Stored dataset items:

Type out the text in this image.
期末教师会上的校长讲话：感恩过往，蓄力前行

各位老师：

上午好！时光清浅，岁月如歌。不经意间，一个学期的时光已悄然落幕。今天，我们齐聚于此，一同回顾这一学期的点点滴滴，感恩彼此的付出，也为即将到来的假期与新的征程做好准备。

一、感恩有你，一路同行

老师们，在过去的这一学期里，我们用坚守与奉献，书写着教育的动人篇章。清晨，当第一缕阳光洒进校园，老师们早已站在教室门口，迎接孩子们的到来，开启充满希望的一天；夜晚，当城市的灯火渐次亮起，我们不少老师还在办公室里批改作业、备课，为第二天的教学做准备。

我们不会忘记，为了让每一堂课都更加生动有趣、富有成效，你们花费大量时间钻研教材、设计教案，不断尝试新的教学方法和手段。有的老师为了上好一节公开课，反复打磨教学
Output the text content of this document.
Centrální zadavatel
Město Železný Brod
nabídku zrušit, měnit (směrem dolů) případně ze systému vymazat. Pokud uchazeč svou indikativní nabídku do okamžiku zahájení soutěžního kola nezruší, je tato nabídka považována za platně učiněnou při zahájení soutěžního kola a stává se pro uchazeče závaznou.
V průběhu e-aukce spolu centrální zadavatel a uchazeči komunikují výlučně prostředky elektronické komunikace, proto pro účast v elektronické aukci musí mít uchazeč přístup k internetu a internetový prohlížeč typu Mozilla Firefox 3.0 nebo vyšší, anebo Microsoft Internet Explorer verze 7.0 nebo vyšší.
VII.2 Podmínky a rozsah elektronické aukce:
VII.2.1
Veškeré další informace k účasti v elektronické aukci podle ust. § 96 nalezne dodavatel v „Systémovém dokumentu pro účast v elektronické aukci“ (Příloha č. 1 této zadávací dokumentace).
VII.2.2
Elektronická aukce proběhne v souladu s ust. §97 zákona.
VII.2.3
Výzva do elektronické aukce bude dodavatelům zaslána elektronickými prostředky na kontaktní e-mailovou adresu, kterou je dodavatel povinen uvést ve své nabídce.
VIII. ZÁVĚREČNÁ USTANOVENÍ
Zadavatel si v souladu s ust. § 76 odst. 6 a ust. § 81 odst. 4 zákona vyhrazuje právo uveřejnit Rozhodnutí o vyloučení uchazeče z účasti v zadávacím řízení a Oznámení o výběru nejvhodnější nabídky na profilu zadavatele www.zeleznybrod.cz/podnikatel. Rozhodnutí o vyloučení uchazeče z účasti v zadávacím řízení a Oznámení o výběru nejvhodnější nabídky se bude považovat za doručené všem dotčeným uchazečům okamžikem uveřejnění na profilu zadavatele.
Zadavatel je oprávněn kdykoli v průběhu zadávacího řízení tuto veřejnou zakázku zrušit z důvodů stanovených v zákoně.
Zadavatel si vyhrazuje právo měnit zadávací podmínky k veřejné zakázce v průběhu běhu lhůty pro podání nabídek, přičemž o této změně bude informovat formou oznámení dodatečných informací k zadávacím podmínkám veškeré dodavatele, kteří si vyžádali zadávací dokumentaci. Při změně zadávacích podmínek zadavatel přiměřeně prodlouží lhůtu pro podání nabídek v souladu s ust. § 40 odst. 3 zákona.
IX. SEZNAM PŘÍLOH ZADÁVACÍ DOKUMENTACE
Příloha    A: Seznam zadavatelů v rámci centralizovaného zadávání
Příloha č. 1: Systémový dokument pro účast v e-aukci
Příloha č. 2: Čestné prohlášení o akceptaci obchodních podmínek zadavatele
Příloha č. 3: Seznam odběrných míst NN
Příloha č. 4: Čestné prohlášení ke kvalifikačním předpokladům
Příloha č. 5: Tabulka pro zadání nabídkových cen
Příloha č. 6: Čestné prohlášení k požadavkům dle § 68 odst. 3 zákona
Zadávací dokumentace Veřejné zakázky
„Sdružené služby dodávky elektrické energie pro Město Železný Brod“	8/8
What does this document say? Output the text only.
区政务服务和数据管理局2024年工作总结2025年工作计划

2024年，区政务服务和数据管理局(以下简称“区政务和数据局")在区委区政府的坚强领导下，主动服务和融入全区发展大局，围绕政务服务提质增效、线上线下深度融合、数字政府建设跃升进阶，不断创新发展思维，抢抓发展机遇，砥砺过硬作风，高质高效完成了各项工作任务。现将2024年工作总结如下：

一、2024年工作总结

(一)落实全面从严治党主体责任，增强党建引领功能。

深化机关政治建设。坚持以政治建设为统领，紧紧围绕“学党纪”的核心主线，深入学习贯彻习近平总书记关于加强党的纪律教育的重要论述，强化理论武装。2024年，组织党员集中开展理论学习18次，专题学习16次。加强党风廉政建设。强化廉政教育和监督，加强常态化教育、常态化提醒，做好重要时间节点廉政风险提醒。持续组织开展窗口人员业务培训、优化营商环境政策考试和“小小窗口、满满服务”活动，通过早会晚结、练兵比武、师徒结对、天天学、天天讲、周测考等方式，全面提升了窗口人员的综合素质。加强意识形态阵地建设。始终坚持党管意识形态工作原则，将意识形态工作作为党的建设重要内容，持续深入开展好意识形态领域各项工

▶ _Written instruction_: For the entries above, state how many lines contain the word "Output". Provide the number by itself.

▶ _Response to this task_: 2